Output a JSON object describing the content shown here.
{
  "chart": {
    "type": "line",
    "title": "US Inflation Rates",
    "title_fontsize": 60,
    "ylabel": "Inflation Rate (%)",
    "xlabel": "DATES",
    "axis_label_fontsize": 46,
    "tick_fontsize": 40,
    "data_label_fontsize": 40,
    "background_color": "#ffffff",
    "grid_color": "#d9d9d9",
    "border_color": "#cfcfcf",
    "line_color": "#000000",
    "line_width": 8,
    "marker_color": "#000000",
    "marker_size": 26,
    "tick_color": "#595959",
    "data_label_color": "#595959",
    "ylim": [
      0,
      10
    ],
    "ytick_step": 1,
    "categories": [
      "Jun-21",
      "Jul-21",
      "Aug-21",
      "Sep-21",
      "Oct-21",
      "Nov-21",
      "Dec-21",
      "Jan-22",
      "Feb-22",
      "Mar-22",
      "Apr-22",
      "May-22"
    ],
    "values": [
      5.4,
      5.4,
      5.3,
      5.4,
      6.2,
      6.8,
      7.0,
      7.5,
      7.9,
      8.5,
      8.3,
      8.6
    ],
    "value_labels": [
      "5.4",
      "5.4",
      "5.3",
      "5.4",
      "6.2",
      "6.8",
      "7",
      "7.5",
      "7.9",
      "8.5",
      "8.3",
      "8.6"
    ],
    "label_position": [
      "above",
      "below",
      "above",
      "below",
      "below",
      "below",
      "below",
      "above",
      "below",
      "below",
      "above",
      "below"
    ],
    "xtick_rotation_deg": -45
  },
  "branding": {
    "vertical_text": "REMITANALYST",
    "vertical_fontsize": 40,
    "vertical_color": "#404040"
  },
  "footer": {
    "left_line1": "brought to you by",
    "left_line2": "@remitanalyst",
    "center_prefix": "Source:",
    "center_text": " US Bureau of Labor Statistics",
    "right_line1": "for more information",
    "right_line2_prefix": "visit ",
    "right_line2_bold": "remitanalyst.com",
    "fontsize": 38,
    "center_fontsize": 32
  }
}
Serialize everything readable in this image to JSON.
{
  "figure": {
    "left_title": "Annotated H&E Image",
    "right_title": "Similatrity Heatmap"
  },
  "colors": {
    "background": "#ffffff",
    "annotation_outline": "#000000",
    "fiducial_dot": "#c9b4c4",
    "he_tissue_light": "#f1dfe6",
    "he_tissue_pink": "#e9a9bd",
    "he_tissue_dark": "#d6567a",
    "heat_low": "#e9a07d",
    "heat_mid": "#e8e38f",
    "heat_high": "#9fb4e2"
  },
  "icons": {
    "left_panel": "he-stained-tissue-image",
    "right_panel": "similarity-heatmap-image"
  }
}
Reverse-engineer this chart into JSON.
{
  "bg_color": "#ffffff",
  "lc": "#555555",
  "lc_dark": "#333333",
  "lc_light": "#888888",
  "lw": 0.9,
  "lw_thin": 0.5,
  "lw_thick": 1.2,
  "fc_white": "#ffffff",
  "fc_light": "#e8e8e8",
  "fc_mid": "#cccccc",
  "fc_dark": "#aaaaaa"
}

§ **Goal**:
Set down, word for word, every line from the line that holds "Serialize everything readable" to the end of the entries above, including both ends.

§ **Result**:
Serialize everything readable in this image to JSON.
{
  "figure": {
    "left_title": "Annotated H&E Image",
    "right_title": "Similatrity Heatmap"
  },
  "colors": {
    "background": "#ffffff",
    "annotation_outline": "#000000",
    "fiducial_dot": "#c9b4c4",
    "he_tissue_light": "#f1dfe6",
    "he_tissue_pink": "#e9a9bd",
    "he_tissue_dark": "#d6567a",
    "heat_low": "#e9a07d",
    "heat_mid": "#e8e38f",
    "heat_high": "#9fb4e2"
  },
  "icons": {
    "left_panel": "he-stained-tissue-image",
    "right_panel": "similarity-heatmap-image"
  }
}
Reverse-engineer this chart into JSON.
{
  "bg_color": "#ffffff",
  "lc": "#555555",
  "lc_dark": "#333333",
  "lc_light": "#888888",
  "lw": 0.9,
  "lw_thin": 0.5,
  "lw_thick": 1.2,
  "fc_white": "#ffffff",
  "fc_light": "#e8e8e8",
  "fc_mid": "#cccccc",
  "fc_dark": "#aaaaaa"
}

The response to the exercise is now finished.